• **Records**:

start

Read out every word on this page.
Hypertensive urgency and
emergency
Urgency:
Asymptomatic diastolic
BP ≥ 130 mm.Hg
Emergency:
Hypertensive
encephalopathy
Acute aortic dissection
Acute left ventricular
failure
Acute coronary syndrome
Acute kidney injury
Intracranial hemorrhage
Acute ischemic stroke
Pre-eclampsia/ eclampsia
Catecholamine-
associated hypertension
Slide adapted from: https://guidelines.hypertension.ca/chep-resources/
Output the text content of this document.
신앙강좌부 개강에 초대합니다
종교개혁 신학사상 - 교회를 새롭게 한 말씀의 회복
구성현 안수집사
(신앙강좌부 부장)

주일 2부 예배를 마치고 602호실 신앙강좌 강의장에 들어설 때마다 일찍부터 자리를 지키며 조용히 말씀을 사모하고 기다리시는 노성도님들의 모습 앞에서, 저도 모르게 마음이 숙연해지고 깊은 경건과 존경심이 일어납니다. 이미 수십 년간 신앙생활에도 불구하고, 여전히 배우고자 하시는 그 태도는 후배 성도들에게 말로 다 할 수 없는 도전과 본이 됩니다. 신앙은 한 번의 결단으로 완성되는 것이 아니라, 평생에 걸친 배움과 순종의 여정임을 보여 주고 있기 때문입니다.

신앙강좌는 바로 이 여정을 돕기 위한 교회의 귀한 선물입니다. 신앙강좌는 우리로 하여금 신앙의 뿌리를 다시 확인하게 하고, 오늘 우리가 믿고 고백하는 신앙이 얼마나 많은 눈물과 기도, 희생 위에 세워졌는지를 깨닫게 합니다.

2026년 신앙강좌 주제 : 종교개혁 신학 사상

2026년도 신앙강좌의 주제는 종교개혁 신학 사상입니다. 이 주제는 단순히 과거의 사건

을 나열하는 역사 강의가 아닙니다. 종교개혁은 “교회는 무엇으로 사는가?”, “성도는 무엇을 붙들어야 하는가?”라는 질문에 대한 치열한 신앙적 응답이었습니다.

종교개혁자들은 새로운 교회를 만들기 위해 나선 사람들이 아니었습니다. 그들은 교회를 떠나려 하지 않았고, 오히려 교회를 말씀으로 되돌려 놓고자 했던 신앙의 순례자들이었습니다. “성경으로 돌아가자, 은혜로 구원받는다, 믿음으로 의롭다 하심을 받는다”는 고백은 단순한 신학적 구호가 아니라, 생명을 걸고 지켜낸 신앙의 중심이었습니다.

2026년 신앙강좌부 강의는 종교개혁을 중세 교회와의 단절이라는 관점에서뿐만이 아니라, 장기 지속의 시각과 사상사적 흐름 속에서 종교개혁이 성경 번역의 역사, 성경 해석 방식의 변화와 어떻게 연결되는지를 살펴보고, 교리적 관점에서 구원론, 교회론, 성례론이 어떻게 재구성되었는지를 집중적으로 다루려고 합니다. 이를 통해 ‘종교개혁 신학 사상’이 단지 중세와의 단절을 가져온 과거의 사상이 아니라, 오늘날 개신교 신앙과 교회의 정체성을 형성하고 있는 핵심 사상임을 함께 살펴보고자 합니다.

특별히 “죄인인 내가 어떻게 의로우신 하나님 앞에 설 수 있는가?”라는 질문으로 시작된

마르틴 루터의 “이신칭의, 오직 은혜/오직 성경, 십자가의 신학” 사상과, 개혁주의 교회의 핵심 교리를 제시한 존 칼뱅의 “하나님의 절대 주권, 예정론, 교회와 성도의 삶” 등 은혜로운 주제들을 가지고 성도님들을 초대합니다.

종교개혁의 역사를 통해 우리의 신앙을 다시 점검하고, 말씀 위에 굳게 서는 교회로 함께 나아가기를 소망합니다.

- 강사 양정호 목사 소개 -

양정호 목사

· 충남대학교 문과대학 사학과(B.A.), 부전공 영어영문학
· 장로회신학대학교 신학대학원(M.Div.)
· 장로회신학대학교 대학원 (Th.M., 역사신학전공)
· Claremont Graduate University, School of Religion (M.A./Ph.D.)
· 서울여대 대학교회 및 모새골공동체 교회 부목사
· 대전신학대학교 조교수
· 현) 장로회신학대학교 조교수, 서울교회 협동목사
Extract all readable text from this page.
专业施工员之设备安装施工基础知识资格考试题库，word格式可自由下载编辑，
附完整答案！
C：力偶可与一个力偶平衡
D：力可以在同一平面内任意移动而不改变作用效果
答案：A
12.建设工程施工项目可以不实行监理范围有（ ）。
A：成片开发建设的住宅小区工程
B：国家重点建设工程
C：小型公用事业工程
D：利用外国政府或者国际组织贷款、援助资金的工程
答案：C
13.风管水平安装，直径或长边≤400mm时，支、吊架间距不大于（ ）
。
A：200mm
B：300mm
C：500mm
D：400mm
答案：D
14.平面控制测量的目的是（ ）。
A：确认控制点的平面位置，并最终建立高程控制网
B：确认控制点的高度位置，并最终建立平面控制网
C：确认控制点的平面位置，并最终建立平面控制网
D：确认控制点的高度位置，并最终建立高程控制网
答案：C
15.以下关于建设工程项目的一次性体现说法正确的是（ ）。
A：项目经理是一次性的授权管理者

end

• **TO BE DONE**:
Quote, word for word, every line starting at the one that contains "Extract all readable text from this page." and ending with the final line of the entries.

• **THE OUTPUT**:
Extract all readable text from this page.
专业施工员之设备安装施工基础知识资格考试题库，word格式可自由下载编辑，
附完整答案！
C：力偶可与一个力偶平衡
D：力可以在同一平面内任意移动而不改变作用效果
答案：A
12.建设工程施工项目可以不实行监理范围有（ ）。
A：成片开发建设的住宅小区工程
B：国家重点建设工程
C：小型公用事业工程
D：利用外国政府或者国际组织贷款、援助资金的工程
答案：C
13.风管水平安装，直径或长边≤400mm时，支、吊架间距不大于（ ）
。
A：200mm
B：300mm
C：500mm
D：400mm
答案：D
14.平面控制测量的目的是（ ）。
A：确认控制点的平面位置，并最终建立高程控制网
B：确认控制点的高度位置，并最终建立平面控制网
C：确认控制点的平面位置，并最终建立平面控制网
D：确认控制点的高度位置，并最终建立高程控制网
答案：C
15.以下关于建设工程项目的一次性体现说法正确的是（ ）。
A：项目经理是一次性的授权管理者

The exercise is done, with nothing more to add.